- What you have to do -
All of the data must be printed exactly; please include every line.

--- --- ---

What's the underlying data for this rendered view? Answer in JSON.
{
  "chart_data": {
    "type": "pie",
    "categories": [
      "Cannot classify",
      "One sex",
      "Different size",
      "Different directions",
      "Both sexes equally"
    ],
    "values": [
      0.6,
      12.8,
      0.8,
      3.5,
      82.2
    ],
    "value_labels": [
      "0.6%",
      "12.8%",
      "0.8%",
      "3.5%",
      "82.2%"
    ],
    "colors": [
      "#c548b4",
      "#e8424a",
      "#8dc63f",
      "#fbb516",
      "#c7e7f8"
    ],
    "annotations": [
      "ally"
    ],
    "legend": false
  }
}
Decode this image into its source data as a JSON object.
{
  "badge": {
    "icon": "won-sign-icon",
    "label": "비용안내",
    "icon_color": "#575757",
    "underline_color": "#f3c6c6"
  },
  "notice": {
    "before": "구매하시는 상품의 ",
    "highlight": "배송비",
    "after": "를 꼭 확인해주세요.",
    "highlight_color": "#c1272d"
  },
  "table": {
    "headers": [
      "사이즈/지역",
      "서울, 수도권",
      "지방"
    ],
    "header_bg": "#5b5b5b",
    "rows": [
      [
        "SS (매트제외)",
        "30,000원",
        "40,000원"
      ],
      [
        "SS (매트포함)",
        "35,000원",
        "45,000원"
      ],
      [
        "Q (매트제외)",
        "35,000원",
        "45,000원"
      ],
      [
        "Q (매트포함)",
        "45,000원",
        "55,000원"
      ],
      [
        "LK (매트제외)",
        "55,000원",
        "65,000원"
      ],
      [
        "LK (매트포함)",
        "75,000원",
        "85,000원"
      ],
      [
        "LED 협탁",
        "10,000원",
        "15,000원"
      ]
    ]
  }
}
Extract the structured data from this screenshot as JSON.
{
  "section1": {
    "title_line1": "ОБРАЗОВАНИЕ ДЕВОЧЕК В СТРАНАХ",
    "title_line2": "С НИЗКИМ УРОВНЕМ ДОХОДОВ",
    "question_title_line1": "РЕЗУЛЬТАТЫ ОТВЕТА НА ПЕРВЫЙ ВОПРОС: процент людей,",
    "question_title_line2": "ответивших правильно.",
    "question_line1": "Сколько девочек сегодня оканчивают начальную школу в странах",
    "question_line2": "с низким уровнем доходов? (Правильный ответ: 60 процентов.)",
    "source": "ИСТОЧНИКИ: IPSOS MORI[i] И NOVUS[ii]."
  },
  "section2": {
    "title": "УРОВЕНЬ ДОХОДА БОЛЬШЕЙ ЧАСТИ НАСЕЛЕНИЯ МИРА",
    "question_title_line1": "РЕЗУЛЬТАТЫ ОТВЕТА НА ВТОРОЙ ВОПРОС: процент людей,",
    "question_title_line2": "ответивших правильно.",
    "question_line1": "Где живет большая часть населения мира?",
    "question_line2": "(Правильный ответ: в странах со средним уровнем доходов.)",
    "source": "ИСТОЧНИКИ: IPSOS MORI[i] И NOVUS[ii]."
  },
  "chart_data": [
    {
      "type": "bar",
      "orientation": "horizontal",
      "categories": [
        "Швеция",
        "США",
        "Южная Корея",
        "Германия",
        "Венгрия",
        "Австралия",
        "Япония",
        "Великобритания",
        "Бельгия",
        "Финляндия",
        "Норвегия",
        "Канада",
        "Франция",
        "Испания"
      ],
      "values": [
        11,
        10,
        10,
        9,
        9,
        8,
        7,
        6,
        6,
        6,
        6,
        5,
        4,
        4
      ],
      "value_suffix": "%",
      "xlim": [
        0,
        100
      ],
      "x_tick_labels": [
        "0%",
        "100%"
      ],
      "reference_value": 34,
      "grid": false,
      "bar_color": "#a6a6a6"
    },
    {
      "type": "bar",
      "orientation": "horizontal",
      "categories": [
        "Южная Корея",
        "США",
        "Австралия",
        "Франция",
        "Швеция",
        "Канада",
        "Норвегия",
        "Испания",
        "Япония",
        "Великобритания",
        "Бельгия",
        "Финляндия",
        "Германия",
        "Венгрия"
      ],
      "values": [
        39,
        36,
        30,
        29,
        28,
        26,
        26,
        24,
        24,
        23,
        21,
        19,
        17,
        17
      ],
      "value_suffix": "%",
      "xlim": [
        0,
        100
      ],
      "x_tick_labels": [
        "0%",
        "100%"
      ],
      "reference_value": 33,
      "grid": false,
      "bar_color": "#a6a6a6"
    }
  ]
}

--- --- ---

- Exercise solution -
What's the underlying data for this rendered view? Answer in JSON.
{
  "chart_data": {
    "type": "pie",
    "categories": [
      "Cannot classify",
      "One sex",
      "Different size",
      "Different directions",
      "Both sexes equally"
    ],
    "values": [
      0.6,
      12.8,
      0.8,
      3.5,
      82.2
    ],
    "value_labels": [
      "0.6%",
      "12.8%",
      "0.8%",
      "3.5%",
      "82.2%"
    ],
    "colors": [
      "#c548b4",
      "#e8424a",
      "#8dc63f",
      "#fbb516",
      "#c7e7f8"
    ],
    "annotations": [
      "ally"
    ],
    "legend": false
  }
}
Decode this image into its source data as a JSON object.
{
  "badge": {
    "icon": "won-sign-icon",
    "label": "비용안내",
    "icon_color": "#575757",
    "underline_color": "#f3c6c6"
  },
  "notice": {
    "before": "구매하시는 상품의 ",
    "highlight": "배송비",
    "after": "를 꼭 확인해주세요.",
    "highlight_color": "#c1272d"
  },
  "table": {
    "headers": [
      "사이즈/지역",
      "서울, 수도권",
      "지방"
    ],
    "header_bg": "#5b5b5b",
    "rows": [
      [
        "SS (매트제외)",
        "30,000원",
        "40,000원"
      ],
      [
        "SS (매트포함)",
        "35,000원",
        "45,000원"
      ],
      [
        "Q (매트제외)",
        "35,000원",
        "45,000원"
      ],
      [
        "Q (매트포함)",
        "45,000원",
        "55,000원"
      ],
      [
        "LK (매트제외)",
        "55,000원",
        "65,000원"
      ],
      [
        "LK (매트포함)",
        "75,000원",
        "85,000원"
      ],
      [
        "LED 협탁",
        "10,000원",
        "15,000원"
      ]
    ]
  }
}
Extract the structured data from this screenshot as JSON.
{
  "section1": {
    "title_line1": "ОБРАЗОВАНИЕ ДЕВОЧЕК В СТРАНАХ",
    "title_line2": "С НИЗКИМ УРОВНЕМ ДОХОДОВ",
    "question_title_line1": "РЕЗУЛЬТАТЫ ОТВЕТА НА ПЕРВЫЙ ВОПРОС: процент людей,",
    "question_title_line2": "ответивших правильно.",
    "question_line1": "Сколько девочек сегодня оканчивают начальную школу в странах",
    "question_line2": "с низким уровнем доходов? (Правильный ответ: 60 процентов.)",
    "source": "ИСТОЧНИКИ: IPSOS MORI[i] И NOVUS[ii]."
  },
  "section2": {
    "title": "УРОВЕНЬ ДОХОДА БОЛЬШЕЙ ЧАСТИ НАСЕЛЕНИЯ МИРА",
    "question_title_line1": "РЕЗУЛЬТАТЫ ОТВЕТА НА ВТОРОЙ ВОПРОС: процент людей,",
    "question_title_line2": "ответивших правильно.",
    "question_line1": "Где живет большая часть населения мира?",
    "question_line2": "(Правильный ответ: в странах со средним уровнем доходов.)",
    "source": "ИСТОЧНИКИ: IPSOS MORI[i] И NOVUS[ii]."
  },
  "chart_data": [
    {
      "type": "bar",
      "orientation": "horizontal",
      "categories": [
        "Швеция",
        "США",
        "Южная Корея",
        "Германия",
        "Венгрия",
        "Австралия",
        "Япония",
        "Великобритания",
        "Бельгия",
        "Финляндия",
        "Норвегия",
        "Канада",
        "Франция",
        "Испания"
      ],
      "values": [
        11,
        10,
        10,
        9,
        9,
        8,
        7,
        6,
        6,
        6,
        6,
        5,
        4,
        4
      ],
      "value_suffix": "%",
      "xlim": [
        0,
        100
      ],
      "x_tick_labels": [
        "0%",
        "100%"
      ],
      "reference_value": 34,
      "grid": false,
      "bar_color": "#a6a6a6"
    },
    {
      "type": "bar",
      "orientation": "horizontal",
      "categories": [
        "Южная Корея",
        "США",
        "Австралия",
        "Франция",
        "Швеция",
        "Канада",
        "Норвегия",
        "Испания",
        "Япония",
        "Великобритания",
        "Бельгия",
        "Финляндия",
        "Германия",
        "Венгрия"
      ],
      "values": [
        39,
        36,
        30,
        29,
        28,
        26,
        26,
        24,
        24,
        23,
        21,
        19,
        17,
        17
      ],
      "value_suffix": "%",
      "xlim": [
        0,
        100
      ],
      "x_tick_labels": [
        "0%",
        "100%"
      ],
      "reference_value": 33,
      "grid": false,
      "bar_color": "#a6a6a6"
    }
  ]
}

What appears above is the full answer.